*Data excerpts*.

——————————

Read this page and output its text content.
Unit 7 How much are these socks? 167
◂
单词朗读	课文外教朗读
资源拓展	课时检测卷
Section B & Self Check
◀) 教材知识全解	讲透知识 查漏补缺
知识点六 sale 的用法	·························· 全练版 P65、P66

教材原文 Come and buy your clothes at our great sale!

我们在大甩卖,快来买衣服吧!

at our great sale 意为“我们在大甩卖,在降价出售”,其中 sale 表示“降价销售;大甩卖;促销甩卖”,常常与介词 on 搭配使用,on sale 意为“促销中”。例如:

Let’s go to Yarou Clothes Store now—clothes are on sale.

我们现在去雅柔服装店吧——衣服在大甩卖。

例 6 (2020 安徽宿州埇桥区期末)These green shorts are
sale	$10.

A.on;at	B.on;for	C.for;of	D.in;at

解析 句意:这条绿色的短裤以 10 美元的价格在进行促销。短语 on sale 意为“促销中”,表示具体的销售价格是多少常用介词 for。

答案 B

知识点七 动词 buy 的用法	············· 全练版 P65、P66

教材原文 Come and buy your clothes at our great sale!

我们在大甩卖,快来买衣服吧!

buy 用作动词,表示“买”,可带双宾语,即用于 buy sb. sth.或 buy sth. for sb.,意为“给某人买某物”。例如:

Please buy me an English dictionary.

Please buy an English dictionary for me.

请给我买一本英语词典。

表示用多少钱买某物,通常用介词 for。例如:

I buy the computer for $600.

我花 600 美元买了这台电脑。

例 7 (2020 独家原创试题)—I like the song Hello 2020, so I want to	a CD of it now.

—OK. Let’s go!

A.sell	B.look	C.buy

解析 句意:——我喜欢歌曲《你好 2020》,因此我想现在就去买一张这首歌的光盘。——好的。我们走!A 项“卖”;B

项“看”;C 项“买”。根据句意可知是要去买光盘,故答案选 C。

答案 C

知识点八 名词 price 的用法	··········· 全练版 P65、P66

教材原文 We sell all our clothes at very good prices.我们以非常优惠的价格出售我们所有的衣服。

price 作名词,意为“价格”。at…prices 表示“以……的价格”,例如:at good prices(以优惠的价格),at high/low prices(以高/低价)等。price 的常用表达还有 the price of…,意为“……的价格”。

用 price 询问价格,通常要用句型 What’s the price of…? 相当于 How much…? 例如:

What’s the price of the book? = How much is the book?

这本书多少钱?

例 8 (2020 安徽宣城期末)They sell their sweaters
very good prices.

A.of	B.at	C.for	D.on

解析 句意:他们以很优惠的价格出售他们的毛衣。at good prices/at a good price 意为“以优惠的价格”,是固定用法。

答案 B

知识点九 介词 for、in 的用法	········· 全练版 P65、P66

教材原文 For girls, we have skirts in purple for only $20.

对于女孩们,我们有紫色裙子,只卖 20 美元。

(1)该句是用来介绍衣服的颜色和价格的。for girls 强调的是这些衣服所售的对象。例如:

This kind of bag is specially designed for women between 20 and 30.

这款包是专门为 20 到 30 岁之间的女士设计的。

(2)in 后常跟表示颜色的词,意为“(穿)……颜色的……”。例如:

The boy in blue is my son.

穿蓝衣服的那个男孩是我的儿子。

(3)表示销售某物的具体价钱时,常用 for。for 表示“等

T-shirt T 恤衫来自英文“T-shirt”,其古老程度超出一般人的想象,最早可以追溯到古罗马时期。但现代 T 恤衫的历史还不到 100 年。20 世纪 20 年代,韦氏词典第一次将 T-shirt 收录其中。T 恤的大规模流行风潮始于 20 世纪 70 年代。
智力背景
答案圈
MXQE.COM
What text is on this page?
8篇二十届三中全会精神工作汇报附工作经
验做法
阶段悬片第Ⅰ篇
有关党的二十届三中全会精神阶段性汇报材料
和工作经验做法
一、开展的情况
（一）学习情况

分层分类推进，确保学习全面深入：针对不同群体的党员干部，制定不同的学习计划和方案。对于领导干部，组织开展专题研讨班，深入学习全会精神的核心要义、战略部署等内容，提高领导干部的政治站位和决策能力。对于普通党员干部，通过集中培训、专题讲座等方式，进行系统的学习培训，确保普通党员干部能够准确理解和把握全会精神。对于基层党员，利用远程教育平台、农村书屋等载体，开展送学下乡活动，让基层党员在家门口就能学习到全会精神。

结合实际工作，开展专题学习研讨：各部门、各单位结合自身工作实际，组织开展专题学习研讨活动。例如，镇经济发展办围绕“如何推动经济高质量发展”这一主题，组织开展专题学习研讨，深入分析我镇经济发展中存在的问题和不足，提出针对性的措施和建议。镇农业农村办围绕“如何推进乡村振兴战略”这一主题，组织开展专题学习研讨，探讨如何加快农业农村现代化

——————————

*WHAT TO DO*. Give the data again, exactly as it stands.

*EXERCISE ANSWER*.
Read this page and output its text content.
Unit 7 How much are these socks? 167
◂
单词朗读	课文外教朗读
资源拓展	课时检测卷
Section B & Self Check
◀) 教材知识全解	讲透知识 查漏补缺
知识点六 sale 的用法	·························· 全练版 P65、P66

教材原文 Come and buy your clothes at our great sale!

我们在大甩卖,快来买衣服吧!

at our great sale 意为“我们在大甩卖,在降价出售”,其中 sale 表示“降价销售;大甩卖;促销甩卖”,常常与介词 on 搭配使用,on sale 意为“促销中”。例如:

Let’s go to Yarou Clothes Store now—clothes are on sale.

我们现在去雅柔服装店吧——衣服在大甩卖。

例 6 (2020 安徽宿州埇桥区期末)These green shorts are
sale	$10.

A.on;at	B.on;for	C.for;of	D.in;at

解析 句意:这条绿色的短裤以 10 美元的价格在进行促销。短语 on sale 意为“促销中”,表示具体的销售价格是多少常用介词 for。

答案 B

知识点七 动词 buy 的用法	············· 全练版 P65、P66

教材原文 Come and buy your clothes at our great sale!

我们在大甩卖,快来买衣服吧!

buy 用作动词,表示“买”,可带双宾语,即用于 buy sb. sth.或 buy sth. for sb.,意为“给某人买某物”。例如:

Please buy me an English dictionary.

Please buy an English dictionary for me.

请给我买一本英语词典。

表示用多少钱买某物,通常用介词 for。例如:

I buy the computer for $600.

我花 600 美元买了这台电脑。

例 7 (2020 独家原创试题)—I like the song Hello 2020, so I want to	a CD of it now.

—OK. Let’s go!

A.sell	B.look	C.buy

解析 句意:——我喜欢歌曲《你好 2020》,因此我想现在就去买一张这首歌的光盘。——好的。我们走!A 项“卖”;B

项“看”;C 项“买”。根据句意可知是要去买光盘,故答案选 C。

答案 C

知识点八 名词 price 的用法	··········· 全练版 P65、P66

教材原文 We sell all our clothes at very good prices.我们以非常优惠的价格出售我们所有的衣服。

price 作名词,意为“价格”。at…prices 表示“以……的价格”,例如:at good prices(以优惠的价格),at high/low prices(以高/低价)等。price 的常用表达还有 the price of…,意为“……的价格”。

用 price 询问价格,通常要用句型 What’s the price of…? 相当于 How much…? 例如:

What’s the price of the book? = How much is the book?

这本书多少钱?

例 8 (2020 安徽宣城期末)They sell their sweaters
very good prices.

A.of	B.at	C.for	D.on

解析 句意:他们以很优惠的价格出售他们的毛衣。at good prices/at a good price 意为“以优惠的价格”,是固定用法。

答案 B

知识点九 介词 for、in 的用法	········· 全练版 P65、P66

教材原文 For girls, we have skirts in purple for only $20.

对于女孩们,我们有紫色裙子,只卖 20 美元。

(1)该句是用来介绍衣服的颜色和价格的。for girls 强调的是这些衣服所售的对象。例如:

This kind of bag is specially designed for women between 20 and 30.

这款包是专门为 20 到 30 岁之间的女士设计的。

(2)in 后常跟表示颜色的词,意为“(穿)……颜色的……”。例如:

The boy in blue is my son.

穿蓝衣服的那个男孩是我的儿子。

(3)表示销售某物的具体价钱时,常用 for。for 表示“等

T-shirt T 恤衫来自英文“T-shirt”,其古老程度超出一般人的想象,最早可以追溯到古罗马时期。但现代 T 恤衫的历史还不到 100 年。20 世纪 20 年代,韦氏词典第一次将 T-shirt 收录其中。T 恤的大规模流行风潮始于 20 世纪 70 年代。
智力背景
答案圈
MXQE.COM
What text is on this page?
8篇二十届三中全会精神工作汇报附工作经
验做法
阶段悬片第Ⅰ篇
有关党的二十届三中全会精神阶段性汇报材料
和工作经验做法
一、开展的情况
（一）学习情况

分层分类推进，确保学习全面深入：针对不同群体的党员干部，制定不同的学习计划和方案。对于领导干部，组织开展专题研讨班，深入学习全会精神的核心要义、战略部署等内容，提高领导干部的政治站位和决策能力。对于普通党员干部，通过集中培训、专题讲座等方式，进行系统的学习培训，确保普通党员干部能够准确理解和把握全会精神。对于基层党员，利用远程教育平台、农村书屋等载体，开展送学下乡活动，让基层党员在家门口就能学习到全会精神。

结合实际工作，开展专题学习研讨：各部门、各单位结合自身工作实际，组织开展专题学习研讨活动。例如，镇经济发展办围绕“如何推动经济高质量发展”这一主题，组织开展专题学习研讨，深入分析我镇经济发展中存在的问题和不足，提出针对性的措施和建议。镇农业农村办围绕“如何推进乡村振兴战略”这一主题，组织开展专题学习研讨，探讨如何加快农业农村现代化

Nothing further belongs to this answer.